++++ Input data
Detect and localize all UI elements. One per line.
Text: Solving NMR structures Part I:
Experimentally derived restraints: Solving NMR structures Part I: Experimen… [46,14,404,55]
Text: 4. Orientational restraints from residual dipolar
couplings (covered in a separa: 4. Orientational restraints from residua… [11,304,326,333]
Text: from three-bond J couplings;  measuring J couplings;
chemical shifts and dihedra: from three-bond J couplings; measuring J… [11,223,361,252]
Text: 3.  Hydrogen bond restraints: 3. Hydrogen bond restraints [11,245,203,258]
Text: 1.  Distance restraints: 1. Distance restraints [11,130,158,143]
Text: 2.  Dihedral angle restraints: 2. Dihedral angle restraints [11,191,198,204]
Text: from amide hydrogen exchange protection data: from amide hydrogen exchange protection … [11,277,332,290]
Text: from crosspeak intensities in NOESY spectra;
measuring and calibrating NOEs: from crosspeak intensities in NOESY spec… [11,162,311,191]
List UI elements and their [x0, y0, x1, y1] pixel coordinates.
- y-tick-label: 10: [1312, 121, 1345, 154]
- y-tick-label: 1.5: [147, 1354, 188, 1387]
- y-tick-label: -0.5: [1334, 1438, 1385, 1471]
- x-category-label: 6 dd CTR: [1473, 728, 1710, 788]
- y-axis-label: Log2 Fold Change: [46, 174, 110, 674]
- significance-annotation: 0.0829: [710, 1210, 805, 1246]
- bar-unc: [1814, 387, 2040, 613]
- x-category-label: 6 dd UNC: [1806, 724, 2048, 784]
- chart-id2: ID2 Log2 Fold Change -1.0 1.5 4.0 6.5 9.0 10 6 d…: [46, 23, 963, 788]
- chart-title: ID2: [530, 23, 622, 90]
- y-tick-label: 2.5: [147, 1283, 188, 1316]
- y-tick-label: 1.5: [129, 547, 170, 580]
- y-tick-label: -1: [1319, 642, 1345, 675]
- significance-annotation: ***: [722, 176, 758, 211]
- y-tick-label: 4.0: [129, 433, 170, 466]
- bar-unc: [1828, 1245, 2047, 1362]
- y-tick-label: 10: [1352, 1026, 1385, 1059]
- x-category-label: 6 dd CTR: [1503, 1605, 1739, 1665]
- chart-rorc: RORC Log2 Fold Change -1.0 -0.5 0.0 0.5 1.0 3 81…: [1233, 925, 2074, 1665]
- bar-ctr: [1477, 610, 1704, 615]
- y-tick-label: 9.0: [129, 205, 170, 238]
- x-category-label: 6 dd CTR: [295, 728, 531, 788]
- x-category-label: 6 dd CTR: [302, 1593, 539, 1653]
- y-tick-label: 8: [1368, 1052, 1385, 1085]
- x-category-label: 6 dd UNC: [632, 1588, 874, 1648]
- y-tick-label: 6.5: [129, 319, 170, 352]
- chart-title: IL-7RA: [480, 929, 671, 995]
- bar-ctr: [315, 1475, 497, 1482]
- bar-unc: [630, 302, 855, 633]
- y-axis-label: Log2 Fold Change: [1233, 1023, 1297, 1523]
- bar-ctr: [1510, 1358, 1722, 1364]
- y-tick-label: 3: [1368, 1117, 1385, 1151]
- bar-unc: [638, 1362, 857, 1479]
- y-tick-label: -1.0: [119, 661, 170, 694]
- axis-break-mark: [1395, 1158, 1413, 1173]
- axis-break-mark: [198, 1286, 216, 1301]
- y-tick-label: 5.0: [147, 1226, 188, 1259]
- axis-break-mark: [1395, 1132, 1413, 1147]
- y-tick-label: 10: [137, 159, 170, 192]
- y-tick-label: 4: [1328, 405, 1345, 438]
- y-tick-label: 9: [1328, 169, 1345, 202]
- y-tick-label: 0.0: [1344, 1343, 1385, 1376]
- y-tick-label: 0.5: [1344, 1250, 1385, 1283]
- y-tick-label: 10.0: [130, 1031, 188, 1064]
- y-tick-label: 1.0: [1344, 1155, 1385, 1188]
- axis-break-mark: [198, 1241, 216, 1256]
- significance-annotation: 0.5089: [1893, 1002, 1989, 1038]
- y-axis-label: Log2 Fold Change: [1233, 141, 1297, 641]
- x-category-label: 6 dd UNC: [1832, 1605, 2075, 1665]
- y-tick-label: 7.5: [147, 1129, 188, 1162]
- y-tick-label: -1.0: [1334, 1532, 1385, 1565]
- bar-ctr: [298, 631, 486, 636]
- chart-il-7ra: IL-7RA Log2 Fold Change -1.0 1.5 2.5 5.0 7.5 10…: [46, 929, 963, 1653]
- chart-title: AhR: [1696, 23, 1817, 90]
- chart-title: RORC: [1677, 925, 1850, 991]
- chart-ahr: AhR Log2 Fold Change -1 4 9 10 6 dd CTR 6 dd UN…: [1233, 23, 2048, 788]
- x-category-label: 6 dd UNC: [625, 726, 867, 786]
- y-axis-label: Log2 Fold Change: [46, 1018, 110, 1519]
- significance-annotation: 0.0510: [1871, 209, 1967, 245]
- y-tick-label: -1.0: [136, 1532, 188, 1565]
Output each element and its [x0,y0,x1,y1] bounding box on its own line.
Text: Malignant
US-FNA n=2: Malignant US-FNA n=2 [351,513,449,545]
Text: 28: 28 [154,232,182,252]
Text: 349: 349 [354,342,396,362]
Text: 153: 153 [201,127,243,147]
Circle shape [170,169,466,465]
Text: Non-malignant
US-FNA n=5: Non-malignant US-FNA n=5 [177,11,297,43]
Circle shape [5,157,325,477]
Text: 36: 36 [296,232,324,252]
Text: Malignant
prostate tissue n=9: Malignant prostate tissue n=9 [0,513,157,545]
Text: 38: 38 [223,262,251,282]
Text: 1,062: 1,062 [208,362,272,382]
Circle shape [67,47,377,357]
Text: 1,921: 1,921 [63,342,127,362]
++++++++
● Aim:
Copy out the records from their first line through the line containing "bond restraints [11,245,203,258]", both ends included, without changing anything.

● Finished exercise:
Detect and localize all UI elements. One per line.
Text: Solving NMR structures Part I:
Experimentally derived restraints: Solving NMR structures Part I: Experimen… [46,14,404,55]
Text: 4. Orientational restraints from residual dipolar
couplings (covered in a separa: 4. Orientational restraints from residua… [11,304,326,333]
Text: from three-bond J couplings;  measuring J couplings;
chemical shifts and dihedra: from three-bond J couplings; measuring J… [11,223,361,252]
Text: 3.  Hydrogen bond restraints: 3. Hydrogen bond restraints [11,245,203,258]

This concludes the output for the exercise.